----- Provided entries -----

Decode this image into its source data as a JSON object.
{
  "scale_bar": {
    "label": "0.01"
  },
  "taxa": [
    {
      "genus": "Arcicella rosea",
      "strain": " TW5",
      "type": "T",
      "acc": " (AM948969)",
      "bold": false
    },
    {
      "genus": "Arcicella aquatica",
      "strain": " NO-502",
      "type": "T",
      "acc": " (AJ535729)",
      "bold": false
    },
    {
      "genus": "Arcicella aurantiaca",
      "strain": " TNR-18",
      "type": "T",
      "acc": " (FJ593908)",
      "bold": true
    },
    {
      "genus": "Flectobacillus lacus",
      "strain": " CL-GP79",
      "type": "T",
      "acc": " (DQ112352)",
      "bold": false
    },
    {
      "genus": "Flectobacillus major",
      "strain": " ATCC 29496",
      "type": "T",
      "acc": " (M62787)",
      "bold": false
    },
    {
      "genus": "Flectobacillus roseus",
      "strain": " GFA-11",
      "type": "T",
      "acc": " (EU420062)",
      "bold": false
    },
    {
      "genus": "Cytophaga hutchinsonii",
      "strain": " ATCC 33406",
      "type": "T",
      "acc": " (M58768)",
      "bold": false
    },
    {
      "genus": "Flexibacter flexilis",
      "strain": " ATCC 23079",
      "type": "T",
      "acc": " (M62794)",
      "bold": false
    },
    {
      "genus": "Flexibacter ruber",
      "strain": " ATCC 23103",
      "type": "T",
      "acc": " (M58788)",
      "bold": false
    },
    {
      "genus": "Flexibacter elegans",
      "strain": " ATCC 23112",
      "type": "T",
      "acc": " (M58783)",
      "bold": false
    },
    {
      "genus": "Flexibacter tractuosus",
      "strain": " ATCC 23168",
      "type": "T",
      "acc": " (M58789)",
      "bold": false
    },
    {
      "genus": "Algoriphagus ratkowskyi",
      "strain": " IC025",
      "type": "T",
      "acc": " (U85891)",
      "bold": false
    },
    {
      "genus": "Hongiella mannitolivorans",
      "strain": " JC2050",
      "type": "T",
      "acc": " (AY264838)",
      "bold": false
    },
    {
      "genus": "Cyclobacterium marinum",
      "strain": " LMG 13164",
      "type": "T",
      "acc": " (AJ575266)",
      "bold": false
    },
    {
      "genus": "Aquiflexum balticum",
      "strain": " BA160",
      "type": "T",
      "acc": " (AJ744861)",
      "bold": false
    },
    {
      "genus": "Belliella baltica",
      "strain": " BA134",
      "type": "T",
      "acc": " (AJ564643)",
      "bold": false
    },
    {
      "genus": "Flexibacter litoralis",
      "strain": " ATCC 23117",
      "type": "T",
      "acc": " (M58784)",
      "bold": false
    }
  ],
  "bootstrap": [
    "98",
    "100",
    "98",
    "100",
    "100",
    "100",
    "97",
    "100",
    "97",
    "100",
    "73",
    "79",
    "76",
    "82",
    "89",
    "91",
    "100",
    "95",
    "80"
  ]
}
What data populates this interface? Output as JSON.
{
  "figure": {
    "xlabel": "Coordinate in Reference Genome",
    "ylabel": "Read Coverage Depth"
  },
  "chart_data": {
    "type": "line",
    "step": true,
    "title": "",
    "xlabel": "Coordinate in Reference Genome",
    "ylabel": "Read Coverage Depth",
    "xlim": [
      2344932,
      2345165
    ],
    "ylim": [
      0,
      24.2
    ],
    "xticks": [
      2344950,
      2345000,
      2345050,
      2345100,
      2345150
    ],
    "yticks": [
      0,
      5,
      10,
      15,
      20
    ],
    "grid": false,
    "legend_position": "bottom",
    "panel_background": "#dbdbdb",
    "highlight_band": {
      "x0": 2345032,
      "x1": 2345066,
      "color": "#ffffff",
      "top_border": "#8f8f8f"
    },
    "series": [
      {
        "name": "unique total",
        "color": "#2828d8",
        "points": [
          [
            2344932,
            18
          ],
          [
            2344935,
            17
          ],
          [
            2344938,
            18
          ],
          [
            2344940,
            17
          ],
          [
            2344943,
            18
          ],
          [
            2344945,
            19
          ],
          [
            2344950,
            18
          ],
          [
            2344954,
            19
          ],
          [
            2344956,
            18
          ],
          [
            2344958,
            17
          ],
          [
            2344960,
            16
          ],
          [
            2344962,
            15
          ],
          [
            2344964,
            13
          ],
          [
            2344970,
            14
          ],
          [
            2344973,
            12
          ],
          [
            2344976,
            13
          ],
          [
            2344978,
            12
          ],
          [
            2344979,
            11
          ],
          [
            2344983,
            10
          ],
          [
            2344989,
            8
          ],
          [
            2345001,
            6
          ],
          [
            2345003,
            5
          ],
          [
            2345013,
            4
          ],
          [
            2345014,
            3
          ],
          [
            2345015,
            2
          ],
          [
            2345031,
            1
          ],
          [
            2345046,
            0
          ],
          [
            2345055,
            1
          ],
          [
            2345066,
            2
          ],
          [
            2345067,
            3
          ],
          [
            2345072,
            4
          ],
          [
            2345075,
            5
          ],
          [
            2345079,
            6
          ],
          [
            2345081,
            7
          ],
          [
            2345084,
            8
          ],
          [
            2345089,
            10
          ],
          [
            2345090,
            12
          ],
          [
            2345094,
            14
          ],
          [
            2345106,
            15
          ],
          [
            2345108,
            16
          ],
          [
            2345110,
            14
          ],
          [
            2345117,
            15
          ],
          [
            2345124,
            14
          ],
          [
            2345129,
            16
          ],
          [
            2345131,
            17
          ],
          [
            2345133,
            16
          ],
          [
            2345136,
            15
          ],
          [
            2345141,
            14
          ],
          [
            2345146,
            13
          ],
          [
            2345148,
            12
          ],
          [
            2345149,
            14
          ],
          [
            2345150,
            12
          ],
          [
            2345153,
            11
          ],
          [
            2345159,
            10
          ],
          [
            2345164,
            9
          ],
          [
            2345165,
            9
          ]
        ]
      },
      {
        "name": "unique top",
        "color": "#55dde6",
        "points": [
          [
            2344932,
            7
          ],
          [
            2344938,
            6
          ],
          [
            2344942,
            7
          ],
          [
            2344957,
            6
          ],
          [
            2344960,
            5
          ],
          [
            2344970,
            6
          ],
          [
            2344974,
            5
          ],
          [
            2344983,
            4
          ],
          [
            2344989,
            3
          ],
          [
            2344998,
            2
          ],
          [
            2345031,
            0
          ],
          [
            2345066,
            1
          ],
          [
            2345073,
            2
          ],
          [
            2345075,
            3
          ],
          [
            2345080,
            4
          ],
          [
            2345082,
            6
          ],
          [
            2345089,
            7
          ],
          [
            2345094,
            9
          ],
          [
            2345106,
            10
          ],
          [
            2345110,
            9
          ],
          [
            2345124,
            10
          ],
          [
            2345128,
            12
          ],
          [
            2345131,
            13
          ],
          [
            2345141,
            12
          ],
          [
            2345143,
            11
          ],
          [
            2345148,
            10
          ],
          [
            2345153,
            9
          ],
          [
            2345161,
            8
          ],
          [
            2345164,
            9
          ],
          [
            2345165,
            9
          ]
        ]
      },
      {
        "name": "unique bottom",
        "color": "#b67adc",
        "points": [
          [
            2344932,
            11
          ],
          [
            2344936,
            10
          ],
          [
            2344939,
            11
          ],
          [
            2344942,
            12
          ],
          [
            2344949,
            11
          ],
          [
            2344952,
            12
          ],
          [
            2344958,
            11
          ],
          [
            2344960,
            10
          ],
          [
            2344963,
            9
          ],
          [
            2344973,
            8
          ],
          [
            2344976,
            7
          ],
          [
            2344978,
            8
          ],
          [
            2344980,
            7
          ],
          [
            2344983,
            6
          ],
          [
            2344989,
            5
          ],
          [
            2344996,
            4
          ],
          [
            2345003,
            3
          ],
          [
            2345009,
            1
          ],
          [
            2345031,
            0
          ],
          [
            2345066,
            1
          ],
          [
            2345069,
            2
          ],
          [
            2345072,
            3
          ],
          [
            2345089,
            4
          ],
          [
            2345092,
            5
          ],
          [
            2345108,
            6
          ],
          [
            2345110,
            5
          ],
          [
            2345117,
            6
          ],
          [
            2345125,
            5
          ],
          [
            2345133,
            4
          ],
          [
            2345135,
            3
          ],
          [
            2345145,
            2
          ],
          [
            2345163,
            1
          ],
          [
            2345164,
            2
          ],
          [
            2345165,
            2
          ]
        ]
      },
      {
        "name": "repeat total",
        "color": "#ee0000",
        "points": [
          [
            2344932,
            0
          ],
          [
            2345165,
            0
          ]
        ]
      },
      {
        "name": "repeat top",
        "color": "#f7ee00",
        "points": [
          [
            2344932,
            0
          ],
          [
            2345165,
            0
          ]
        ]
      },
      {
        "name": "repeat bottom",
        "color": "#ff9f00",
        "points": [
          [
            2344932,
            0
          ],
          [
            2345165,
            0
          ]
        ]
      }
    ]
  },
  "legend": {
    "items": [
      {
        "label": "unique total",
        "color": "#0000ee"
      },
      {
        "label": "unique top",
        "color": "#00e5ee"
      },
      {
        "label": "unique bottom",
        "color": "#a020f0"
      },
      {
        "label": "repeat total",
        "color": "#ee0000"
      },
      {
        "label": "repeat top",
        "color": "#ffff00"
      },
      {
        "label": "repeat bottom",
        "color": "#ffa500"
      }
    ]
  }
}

-----

▸ Work order
Going through the entries above, tally every line that contains the string "ylabel", then state only the total.

▸ Answer space
2